Ihre Aufgaben:
• 1. Prüfen Sie anhand des Textes über das DTM-Rennen in Spielberg, ob die Aussagen (a) bis (c) zutreffen. Antworten Sie jeweils mit Ja oder Nein und zitieren Sie die entscheidende Textstelle wörtlich.
(a) Durch den Zwischenfall verlor Pascal Wehrlein die Führung in der Fahrerwertung.
(b) Robert Wickens ist Deutscher.
(c) Wehrlein äußerte sich gegenüber autosport.com direkt nach der Zieldurchfahrt.
• 2. Beantworten Sie zum Text über das DTM-Rennen in Spielberg kurz die folgenden Fragen.
(a) In welchen Jahren war Timo Scheider Champion?
(b) Wer gewann das Rennen?
(c) Welche Funktion hat Ulrich Fritz?
• 3. Führen Sie den Text über das DTM-Rennen in Spielberg im Anschluss an seinen letzten Satz fort.

Vorliegender Text:

Die Ansage war klar. Sie war eindeutig zu verstehen. Und sie kam vom Chef. "Timo, schieb ihn raus!", wurde Timo Scheider auf der letzten Runde des DTM-Rennens am Sonntag in Spielberg ins Audi-Cockpit gefunkt. Unmittelbar darauf fuhr der Champion der Jahre 2008 und 2009 auf den Mercedes von Robert Wickens auf - was eine Kettenreaktion auslöste: Der Kanadier touchierte den unmittelbar vor ihm fahrenden Markenkollegen Pascal Wehrlein. Beide Mercedes-Fahrer kreiselten von der Strecke und blieben ohne Punkte.

Für Wehrlein, der wegen des Manövers um Platz sechs gebracht wurde, hatte das eine bittere Konsequenz: Er verlor die Führung in der Fahrerwertung nach dem zehnten von 18 Rennen. An Rennsieger Mattias Ekström, ein Audi-Pilot.

Die Aufregung, die darüber im Mercedes-Lager losbrach, war verständlich: "Das war einfach unfair", fand Robert Wickens, das erste Unfall-Opfer. "Das hatte mit fairem Rennsport nichts zu tun", meinte Mercedes-Teamchef Ulrich Fritz. "Unter jeder Würde für die Serie", gurgelte Sportchef Toto Wolff. Noch deutlicher wurde der um die Gesamtführung geprellte Wehrlein. Für den 20-Jährige war das Geschehene "einfach nur eine dreckige Aktion".

Dem Fachportal autosport.com sagte er zudem: "Wenn Audi die Meisterschaft auf diese Weise gewinnen will, dann haben sie heute wohl einen Krieg begonnen. Ich hoffe, dass das harte Konsequenzen hat." Eine Aussage, die keineswegs vom Affekt geschärft war. Sie fiel erst deutlich nach dem Rennen. Unmittelbar nach der Siegerehrung hatten dieμMercedes- Gewaltigen Wehrlein noch von allen TV- Kameras ferngehalten.

Ein Datenblock:
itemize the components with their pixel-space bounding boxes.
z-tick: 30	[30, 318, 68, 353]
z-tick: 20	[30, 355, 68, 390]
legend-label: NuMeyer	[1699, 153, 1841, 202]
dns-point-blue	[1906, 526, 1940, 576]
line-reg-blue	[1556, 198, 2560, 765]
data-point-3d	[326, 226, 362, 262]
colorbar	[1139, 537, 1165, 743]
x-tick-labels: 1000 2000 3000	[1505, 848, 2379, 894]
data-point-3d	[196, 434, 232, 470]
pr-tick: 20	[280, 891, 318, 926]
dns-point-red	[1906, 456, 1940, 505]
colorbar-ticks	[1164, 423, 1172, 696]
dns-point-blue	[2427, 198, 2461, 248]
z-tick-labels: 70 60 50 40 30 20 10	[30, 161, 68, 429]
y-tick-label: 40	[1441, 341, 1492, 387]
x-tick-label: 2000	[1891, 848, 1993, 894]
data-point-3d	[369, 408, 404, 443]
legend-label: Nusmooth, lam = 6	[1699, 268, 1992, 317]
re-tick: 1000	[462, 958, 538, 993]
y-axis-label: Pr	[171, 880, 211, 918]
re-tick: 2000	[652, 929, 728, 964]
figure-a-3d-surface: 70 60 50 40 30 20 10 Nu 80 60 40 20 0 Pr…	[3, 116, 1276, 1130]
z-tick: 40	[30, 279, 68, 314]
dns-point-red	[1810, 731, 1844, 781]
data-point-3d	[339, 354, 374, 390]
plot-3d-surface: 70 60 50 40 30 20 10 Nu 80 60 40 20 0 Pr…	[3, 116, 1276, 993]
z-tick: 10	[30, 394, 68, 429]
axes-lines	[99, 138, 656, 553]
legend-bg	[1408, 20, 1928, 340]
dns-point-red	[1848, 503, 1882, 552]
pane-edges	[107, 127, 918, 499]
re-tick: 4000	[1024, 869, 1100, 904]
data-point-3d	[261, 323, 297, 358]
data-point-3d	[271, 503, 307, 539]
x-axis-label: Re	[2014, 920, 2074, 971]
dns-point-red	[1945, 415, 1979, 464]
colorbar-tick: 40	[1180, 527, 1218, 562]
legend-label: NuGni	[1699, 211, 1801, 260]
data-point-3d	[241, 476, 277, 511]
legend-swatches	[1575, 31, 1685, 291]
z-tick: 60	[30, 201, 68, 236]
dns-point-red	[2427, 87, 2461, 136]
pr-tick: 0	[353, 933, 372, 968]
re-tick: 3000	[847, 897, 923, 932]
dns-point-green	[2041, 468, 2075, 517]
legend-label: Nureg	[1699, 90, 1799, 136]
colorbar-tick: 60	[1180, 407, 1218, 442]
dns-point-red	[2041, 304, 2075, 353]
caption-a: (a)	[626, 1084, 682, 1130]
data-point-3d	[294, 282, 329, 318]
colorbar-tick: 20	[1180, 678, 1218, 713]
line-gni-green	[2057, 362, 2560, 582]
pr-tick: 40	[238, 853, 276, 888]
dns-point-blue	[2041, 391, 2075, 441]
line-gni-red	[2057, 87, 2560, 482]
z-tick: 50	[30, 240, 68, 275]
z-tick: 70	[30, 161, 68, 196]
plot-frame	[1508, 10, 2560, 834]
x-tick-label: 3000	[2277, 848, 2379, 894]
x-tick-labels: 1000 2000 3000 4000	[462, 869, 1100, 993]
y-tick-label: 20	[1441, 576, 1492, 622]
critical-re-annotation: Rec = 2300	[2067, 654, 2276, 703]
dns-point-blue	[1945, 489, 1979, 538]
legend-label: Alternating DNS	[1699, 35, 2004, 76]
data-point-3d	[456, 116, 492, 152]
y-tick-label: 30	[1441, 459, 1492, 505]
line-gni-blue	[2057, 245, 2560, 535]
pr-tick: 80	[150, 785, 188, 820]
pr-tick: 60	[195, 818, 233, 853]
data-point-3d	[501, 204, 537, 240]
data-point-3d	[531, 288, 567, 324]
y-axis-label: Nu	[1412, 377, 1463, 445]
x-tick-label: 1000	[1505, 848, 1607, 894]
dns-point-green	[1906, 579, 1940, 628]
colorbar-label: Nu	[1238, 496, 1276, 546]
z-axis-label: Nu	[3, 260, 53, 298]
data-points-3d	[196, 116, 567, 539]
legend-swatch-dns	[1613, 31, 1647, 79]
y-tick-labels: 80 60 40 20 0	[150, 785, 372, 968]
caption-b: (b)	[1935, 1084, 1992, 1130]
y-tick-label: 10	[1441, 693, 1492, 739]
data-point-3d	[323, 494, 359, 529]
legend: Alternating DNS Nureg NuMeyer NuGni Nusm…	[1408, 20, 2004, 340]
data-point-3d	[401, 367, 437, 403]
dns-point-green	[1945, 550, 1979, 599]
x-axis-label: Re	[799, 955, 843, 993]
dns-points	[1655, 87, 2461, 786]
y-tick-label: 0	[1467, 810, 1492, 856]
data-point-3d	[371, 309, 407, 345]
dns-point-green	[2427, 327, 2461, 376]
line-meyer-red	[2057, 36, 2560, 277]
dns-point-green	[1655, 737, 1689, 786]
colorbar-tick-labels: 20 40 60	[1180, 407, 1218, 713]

Lösungen:
• 1.
(a) Ja: "Er verlor die Führung in der Fahrerwertung nach dem zehnten von 18 Rennen."
(b) Nein: "Der Kanadier touchierte den unmittelbar vor ihm fahrenden Markenkollegen Pascal Wehrlein."
(c) Nein: "Sie fiel erst deutlich nach dem Rennen."

• 2.
(a) 2008 und 2009
(b) Mattias Ekström
(c) Er ist Mercedes-Teamchef.

• 3.
Zu diesem Zeitpunkt hieß die Schlüsselfrage noch: Wer hatte den Abschuss eigentlich befohlen? Die Indizien deuteten schnell auf Audi-Sportchef Wolfgang Ullrich. Der 64-Jährige räumte im Interview mit dem DTM-Medienpartner ARD zunächst auch ein, die vier Worte benutzt zu haben, weil er sich darüber geärgert habe, dass sein Angestellter Scheider vom Mercedes-Lenker Wickens behindert wurde, um Wehrlein einen Vorteil zu verschaffen: "Das war von mir eine spontane Reaktion, ich habe mich sehr geärgert und diesen Satz gerufen. Es war klar, was da läuft."

Sportkommissare befragen die Fahrer

Eine Anweisung aber wollte Ullrich keineswegs erteilt haben: "Ich rede normalerweise nicht zu den Fahrern." Es könne jedoch sein, "dass der Funk in der Situation auf war". Drei Stunden nach dem Rennen entschuldigte Ullrich sich dann in einer schriftlichen Erklärung für den Spruch: "Eine solche Äußerung drückt nicht mein Verständnis von Motorsport aus, sondern war allein dem Adrenalin in diesem Moment geschuldet."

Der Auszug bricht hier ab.